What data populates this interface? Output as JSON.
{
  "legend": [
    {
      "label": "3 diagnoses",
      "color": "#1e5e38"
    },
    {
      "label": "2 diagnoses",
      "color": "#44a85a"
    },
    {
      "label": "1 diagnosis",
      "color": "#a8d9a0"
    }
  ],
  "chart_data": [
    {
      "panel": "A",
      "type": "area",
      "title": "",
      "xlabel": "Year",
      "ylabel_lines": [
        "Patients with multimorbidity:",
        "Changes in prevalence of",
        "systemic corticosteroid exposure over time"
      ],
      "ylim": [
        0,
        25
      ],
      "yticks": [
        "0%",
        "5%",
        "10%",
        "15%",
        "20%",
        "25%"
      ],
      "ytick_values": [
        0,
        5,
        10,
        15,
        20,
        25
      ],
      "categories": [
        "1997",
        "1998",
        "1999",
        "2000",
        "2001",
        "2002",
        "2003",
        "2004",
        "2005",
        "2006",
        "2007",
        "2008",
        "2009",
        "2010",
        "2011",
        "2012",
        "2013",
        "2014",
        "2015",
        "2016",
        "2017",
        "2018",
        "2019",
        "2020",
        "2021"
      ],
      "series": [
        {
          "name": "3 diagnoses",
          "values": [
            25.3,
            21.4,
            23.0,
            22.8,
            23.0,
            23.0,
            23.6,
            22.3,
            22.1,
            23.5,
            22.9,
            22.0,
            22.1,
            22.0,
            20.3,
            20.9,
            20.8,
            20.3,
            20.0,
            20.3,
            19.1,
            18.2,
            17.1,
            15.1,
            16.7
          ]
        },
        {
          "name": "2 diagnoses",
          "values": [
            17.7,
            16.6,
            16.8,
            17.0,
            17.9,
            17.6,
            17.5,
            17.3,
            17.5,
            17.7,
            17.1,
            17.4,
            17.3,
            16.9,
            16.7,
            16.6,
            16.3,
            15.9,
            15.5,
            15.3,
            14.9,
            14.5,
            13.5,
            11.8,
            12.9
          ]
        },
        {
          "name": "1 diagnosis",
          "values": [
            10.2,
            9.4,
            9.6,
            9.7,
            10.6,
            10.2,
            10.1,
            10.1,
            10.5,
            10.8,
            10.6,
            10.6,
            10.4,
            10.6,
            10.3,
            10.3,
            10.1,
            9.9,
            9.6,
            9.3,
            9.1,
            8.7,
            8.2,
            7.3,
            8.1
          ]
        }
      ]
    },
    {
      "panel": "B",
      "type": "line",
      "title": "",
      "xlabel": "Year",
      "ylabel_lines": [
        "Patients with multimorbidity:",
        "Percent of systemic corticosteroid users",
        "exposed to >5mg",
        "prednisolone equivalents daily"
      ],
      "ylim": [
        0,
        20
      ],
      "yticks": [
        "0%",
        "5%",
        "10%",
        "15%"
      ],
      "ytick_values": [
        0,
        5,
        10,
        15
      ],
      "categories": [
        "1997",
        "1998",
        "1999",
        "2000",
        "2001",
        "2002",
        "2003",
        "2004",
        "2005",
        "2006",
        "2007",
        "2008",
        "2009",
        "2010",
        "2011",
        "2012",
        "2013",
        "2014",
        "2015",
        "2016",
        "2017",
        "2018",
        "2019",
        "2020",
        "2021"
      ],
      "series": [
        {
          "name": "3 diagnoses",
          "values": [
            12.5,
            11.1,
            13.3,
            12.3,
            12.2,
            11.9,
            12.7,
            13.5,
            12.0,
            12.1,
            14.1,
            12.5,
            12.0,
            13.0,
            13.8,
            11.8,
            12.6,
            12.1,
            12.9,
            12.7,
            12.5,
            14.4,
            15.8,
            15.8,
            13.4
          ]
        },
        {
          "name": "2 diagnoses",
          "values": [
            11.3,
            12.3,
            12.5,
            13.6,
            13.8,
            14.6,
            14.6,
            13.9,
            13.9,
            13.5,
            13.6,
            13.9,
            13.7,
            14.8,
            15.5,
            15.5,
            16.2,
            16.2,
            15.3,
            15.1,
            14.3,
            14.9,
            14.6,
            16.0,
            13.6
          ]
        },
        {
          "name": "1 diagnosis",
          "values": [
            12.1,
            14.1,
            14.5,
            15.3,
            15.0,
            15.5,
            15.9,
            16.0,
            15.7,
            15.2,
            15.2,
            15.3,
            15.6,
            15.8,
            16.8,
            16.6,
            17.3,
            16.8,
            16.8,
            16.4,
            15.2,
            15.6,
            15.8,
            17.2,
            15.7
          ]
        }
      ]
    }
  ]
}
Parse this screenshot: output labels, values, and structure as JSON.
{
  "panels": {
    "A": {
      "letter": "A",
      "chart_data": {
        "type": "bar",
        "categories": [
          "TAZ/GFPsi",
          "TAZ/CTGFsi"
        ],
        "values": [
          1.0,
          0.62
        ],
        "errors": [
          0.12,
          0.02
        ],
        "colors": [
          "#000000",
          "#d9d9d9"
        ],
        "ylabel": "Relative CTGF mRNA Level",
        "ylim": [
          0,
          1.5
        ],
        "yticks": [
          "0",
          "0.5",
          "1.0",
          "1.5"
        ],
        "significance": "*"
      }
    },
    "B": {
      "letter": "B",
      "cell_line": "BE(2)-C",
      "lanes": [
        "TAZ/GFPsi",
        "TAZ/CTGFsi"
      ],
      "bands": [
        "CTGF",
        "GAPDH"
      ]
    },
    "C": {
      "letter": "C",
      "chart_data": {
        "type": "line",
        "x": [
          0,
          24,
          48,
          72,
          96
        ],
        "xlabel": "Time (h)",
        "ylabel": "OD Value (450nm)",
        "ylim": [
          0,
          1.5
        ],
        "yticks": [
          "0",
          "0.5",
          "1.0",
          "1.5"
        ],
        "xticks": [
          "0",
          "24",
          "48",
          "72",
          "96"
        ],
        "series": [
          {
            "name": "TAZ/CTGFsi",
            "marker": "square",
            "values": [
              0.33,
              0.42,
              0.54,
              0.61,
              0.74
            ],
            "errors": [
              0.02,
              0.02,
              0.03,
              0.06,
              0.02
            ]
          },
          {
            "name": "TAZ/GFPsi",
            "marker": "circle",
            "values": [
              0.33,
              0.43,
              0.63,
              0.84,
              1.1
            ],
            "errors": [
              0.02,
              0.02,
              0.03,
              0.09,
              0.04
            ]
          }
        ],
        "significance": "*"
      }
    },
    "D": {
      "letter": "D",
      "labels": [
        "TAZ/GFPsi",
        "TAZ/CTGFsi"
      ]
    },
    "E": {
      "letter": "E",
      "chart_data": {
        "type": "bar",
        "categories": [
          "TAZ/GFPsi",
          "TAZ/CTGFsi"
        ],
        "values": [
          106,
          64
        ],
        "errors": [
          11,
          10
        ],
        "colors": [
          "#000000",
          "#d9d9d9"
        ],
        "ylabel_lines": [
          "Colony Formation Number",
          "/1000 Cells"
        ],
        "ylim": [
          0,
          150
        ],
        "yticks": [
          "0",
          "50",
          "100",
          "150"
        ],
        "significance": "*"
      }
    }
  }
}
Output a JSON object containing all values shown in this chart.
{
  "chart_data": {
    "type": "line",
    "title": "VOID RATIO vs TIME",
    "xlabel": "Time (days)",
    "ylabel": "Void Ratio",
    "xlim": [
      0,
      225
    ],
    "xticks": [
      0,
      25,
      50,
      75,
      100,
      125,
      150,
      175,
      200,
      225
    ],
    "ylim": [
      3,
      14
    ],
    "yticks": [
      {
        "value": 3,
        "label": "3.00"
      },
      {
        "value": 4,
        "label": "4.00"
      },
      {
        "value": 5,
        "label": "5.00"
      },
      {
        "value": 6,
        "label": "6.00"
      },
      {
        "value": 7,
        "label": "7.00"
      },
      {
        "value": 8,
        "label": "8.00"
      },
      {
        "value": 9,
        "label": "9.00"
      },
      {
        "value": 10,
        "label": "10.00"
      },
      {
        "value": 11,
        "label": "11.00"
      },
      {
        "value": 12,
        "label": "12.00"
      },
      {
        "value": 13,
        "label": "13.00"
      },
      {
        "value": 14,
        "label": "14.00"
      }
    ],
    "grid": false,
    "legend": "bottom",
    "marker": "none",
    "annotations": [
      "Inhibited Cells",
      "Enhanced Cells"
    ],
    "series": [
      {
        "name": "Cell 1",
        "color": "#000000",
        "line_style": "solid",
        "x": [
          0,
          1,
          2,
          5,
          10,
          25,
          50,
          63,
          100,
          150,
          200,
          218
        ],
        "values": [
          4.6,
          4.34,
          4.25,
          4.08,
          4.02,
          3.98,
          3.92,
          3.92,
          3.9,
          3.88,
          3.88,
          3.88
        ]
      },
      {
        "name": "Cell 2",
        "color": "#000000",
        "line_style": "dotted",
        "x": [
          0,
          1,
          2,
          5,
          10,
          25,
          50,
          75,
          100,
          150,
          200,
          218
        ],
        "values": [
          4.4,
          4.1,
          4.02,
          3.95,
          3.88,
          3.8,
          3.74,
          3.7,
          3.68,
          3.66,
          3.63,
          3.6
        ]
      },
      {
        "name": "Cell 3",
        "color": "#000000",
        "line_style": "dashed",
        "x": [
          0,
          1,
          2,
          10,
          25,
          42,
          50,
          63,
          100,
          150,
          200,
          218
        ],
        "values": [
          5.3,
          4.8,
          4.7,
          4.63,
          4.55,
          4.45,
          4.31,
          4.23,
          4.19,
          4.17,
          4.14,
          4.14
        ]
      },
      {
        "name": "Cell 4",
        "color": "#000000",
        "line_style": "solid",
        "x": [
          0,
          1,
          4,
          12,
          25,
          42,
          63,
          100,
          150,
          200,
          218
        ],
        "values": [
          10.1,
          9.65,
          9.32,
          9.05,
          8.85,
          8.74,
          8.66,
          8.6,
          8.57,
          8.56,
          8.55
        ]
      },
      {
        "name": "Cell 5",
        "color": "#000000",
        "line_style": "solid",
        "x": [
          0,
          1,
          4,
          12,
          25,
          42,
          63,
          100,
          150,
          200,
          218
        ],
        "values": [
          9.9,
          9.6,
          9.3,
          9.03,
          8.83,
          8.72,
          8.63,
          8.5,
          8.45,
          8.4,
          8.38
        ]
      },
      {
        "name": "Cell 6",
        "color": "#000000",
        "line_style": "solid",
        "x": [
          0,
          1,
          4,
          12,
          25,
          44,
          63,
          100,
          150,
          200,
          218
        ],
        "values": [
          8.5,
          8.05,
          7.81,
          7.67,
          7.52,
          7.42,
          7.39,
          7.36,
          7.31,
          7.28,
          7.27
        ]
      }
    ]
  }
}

--

• Task to carry out: Reproduce each line of the material containing the word "xlabel".

• Exercise result:
      "xlabel": "Year",
      "xlabel": "Year",
        "xlabel": "Time (h)",
    "xlabel": "Time (days)",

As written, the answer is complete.